Go through the entries below and count the lines holding the word "Practice". Reply with only the number, please.

• MATERIAL SUPPLIED:
====================

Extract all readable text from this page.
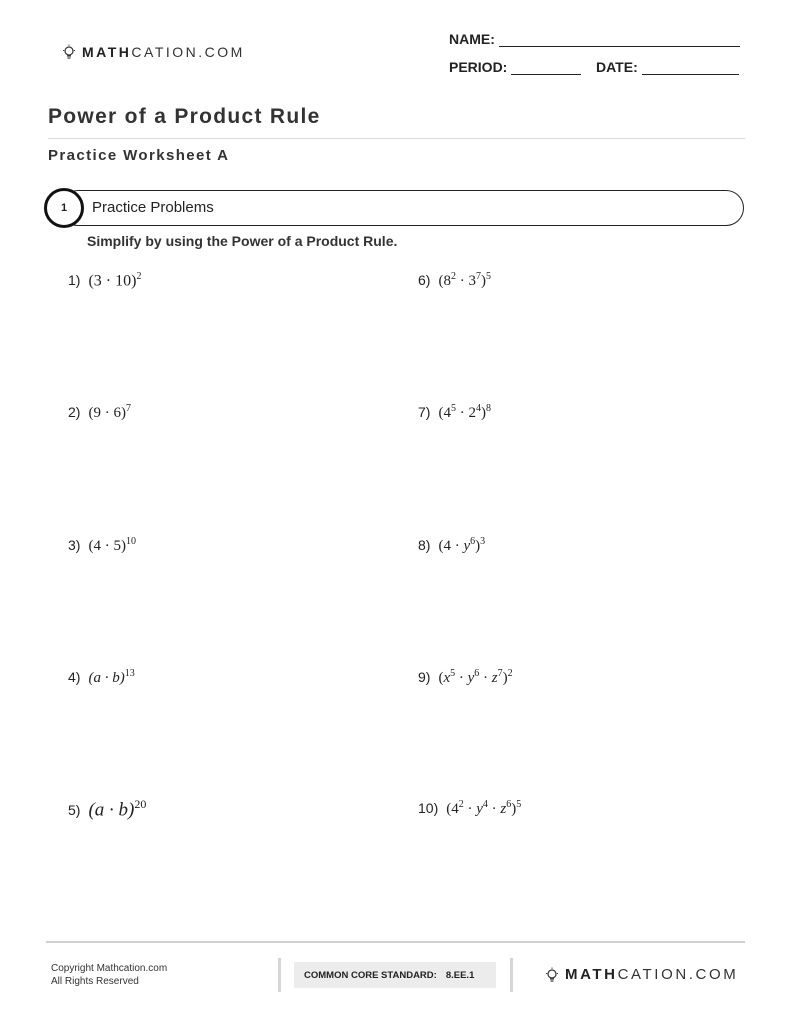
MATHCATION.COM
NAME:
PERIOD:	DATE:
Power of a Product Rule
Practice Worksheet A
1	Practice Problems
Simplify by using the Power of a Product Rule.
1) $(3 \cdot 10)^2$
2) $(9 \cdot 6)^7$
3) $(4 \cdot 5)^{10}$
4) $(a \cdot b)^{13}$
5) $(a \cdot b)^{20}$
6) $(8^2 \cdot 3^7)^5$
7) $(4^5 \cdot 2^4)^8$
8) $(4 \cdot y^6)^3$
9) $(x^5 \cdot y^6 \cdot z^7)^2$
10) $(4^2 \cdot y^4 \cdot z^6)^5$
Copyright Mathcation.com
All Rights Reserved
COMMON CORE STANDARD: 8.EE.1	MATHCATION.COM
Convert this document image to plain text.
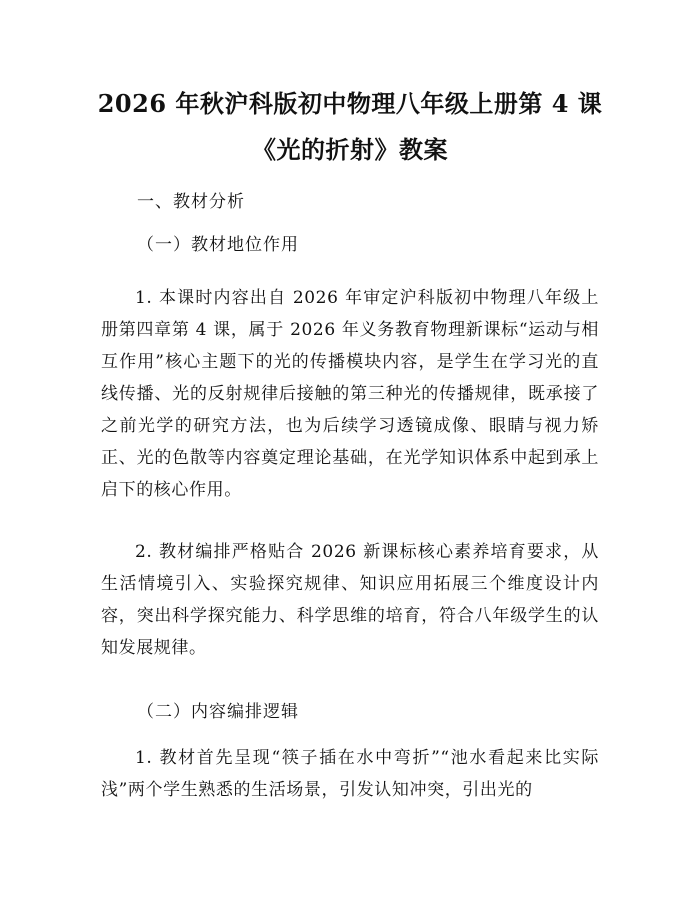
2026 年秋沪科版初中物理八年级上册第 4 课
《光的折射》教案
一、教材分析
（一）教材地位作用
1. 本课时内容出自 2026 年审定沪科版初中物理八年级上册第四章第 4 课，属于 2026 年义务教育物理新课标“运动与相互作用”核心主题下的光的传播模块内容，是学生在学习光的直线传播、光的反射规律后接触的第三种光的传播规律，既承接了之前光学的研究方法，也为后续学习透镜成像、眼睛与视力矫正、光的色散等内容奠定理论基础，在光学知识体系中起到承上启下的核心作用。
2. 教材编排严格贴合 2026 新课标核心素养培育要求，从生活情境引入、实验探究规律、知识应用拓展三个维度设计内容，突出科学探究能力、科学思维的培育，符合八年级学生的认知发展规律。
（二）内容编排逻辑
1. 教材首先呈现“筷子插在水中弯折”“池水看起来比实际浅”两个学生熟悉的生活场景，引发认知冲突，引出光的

====================

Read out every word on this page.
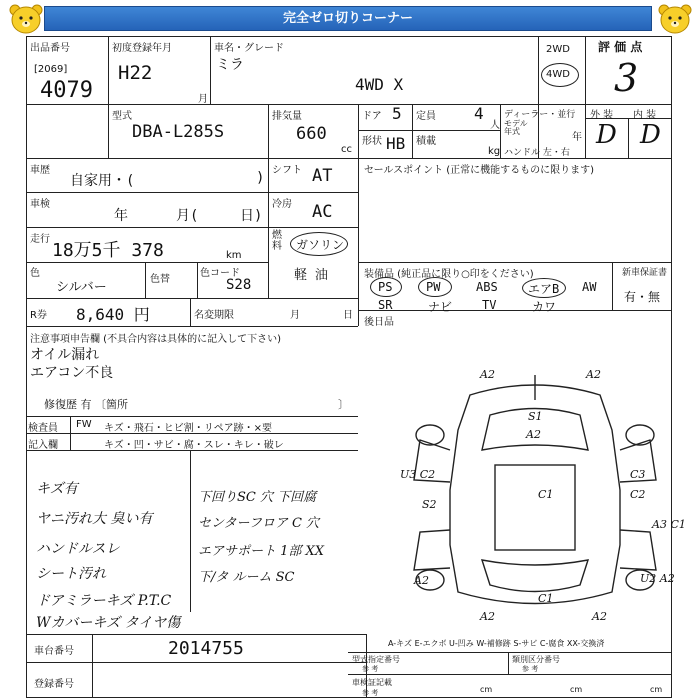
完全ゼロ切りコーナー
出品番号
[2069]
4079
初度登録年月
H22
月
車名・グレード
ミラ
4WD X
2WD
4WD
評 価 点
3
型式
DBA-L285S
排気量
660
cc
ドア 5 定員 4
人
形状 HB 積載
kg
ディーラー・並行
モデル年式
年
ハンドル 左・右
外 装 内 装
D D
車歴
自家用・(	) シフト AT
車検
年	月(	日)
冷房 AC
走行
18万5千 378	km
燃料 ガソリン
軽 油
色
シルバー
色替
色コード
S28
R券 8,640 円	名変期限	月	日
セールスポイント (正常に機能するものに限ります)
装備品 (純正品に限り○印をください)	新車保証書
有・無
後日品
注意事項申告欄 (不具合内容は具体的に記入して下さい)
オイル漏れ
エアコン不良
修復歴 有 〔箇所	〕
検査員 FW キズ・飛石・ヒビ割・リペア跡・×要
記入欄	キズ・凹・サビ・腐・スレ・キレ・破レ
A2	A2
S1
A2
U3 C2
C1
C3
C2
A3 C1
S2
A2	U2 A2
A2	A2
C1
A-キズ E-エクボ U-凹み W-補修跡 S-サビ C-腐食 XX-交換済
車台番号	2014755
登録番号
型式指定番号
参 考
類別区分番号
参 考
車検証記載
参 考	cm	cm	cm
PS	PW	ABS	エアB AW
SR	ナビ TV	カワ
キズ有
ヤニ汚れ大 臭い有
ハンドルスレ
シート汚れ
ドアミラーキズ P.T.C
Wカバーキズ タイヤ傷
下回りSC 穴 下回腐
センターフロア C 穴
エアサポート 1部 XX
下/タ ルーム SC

====================

• TASK OUTPUT:
2